[Fragmento seleccionado]
_ _ _

Lista de puntos

Hay 3 puntos en «Amigos de Dios» cuya materia es Jesucristo → esperanza y fortaleza del hombre.

Hace ya bastantes años, con un convencimiento que se acrecentaba de día en día, escribí: espéralo todo de Jesús: tú no tienes nada, no vales nada, no puedes nada. Él obrará, si en Él te abandonas1. Ha pasado el tiempo, y aquella convicción mía se ha hecho aún más robusta, más honda. He visto, en muchas vidas, que la esperanza en Dios enciende maravillosas hogueras de amor, con un fuego que mantiene palpitante el corazón, sin desánimos, sin decaimientos, aunque a lo largo del camino se sufra, y a veces se sufra de veras.

Mientras leía el texto de la Epístola de la Misa, me he conmovido, e imagino que a vosotros os ha sucedido otro tanto. Comprendía que Dios nos ayudaba, con las palabras del Apóstol, a contemplar el entramado divino de las tres virtudes teologales, que componen el armazón sobre el que se teje la auténtica existencia del hombre cristiano, de la mujer cristiana.

Oíd de nuevo a San Pablo: justificados por la fe, mantengamos la paz con Dios, mediante Nuestro Señor Jesucristo, por quien, en virtud de la fe, tenemos cabida en esta gracia, en la que permanecemos firmes y nos gloriamos con la esperanza de la gloria de los hijos de Dios. Pero no nos gloriamos solamente en esto; nos gozamos también en las tribulaciones, sabiendo que la tribulación ejercita la paciencia, la paciencia sirve a la prueba, y la prueba a la esperanza; esperanza que no defrauda, porque la caridad de Dios ha sido derramada en nuestros corazones por medio del Espíritu Santo2.

La miseria y el perdón

Tanto se ha acercado el Señor a las criaturas, que todos guardamos en el corazón hambres de altura, ansias de subir muy alto, de hacer el bien. Si remuevo en ti ahora esas aspiraciones, es porque quiero que te convenzas de la seguridad que Él ha puesto en tu alma: si le dejas obrar, servirás –donde estás– como instrumento útil, con una eficacia insospechada. Para que no te apartes por cobardía de esa confianza que Dios deposita en ti, evita la presunción de menospreciar ingenuamente las dificultades que aparecerán en tu camino de cristiano.

_ _ _

[Registros enumerados]

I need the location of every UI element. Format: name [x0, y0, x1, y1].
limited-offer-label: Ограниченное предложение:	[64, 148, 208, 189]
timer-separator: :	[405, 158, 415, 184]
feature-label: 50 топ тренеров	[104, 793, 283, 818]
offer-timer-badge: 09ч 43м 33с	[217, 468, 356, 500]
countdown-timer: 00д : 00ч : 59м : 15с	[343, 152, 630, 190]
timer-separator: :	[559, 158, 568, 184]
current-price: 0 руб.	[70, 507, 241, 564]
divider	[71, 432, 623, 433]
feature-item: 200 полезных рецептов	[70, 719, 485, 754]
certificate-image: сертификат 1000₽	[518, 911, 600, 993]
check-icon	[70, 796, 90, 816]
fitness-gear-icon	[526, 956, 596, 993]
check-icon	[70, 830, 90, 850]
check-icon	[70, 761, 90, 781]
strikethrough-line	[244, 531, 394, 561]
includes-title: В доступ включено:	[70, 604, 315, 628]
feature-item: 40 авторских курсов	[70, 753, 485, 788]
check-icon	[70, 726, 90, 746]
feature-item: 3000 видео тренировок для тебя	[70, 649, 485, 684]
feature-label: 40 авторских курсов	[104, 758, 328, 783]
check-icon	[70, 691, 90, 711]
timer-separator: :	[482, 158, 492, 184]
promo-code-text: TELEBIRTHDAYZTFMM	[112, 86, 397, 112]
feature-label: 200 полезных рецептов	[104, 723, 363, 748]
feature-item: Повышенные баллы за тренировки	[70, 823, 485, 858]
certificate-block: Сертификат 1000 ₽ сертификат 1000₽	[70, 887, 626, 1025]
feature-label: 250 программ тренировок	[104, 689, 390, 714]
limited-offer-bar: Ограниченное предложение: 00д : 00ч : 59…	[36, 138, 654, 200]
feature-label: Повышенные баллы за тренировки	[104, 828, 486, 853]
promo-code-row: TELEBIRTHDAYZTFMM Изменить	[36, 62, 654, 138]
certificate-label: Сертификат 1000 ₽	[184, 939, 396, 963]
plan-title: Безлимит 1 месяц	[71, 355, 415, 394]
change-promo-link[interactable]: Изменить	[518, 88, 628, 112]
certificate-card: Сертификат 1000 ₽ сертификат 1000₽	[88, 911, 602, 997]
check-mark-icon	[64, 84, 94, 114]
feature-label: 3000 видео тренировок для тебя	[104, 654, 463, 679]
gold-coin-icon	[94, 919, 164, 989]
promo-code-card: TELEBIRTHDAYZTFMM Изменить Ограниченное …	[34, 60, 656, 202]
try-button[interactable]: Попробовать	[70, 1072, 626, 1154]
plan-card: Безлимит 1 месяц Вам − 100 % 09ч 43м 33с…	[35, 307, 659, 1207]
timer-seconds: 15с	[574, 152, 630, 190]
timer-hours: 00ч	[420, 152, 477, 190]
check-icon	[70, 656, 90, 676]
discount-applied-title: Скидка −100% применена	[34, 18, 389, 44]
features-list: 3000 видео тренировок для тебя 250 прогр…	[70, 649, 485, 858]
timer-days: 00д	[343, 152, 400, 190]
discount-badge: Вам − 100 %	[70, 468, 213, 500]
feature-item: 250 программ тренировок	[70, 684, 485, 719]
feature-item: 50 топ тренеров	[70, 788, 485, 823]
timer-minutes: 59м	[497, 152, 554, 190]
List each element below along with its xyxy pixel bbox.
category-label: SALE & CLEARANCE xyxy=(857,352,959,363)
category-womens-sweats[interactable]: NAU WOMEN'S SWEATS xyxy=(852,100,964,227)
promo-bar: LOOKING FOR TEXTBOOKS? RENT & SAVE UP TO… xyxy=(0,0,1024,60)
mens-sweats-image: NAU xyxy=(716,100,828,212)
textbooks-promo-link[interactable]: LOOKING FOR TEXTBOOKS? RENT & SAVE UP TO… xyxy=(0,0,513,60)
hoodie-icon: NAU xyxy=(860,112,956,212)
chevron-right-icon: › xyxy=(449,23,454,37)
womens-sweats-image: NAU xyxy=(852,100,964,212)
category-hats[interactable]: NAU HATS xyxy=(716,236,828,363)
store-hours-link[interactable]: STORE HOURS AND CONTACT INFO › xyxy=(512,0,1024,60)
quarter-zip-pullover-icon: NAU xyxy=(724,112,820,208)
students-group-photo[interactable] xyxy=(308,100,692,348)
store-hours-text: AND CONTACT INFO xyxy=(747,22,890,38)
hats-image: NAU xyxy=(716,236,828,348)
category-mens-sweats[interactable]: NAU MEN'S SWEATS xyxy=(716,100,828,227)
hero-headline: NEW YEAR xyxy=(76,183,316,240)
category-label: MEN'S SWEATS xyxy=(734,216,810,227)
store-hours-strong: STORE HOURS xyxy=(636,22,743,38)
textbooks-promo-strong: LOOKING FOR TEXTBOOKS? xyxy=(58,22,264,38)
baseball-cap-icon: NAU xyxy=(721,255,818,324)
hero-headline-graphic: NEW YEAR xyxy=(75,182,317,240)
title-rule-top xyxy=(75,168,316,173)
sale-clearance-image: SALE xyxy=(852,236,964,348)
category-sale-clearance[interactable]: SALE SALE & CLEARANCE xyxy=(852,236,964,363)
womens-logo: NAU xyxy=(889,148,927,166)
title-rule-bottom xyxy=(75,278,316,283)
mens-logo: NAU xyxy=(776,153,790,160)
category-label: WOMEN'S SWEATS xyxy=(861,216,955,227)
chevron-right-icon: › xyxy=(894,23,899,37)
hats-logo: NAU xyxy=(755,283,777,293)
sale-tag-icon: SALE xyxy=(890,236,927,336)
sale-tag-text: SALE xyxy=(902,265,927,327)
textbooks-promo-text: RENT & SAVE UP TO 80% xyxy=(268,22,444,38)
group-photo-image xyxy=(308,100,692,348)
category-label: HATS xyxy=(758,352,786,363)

_ _ _

[Tu objetivo] Copia sin ningún cambio el pasaje del fragmento sobre la esperanza en Jesucristo que comienza con «Mientras leía el» y sigue hasta «la mujer cristiana.».

[Respuesta completa]
Mientras leía el texto de la Epístola de la Misa, me he conmovido, e imagino que a vosotros os ha sucedido otro tanto. Comprendía que Dios nos ayudaba, con las palabras del Apóstol, a contemplar el entramado divino de las tres virtudes teologales, que componen el armazón sobre el que se teje la auténtica existencia del hombre cristiano, de la mujer cristiana.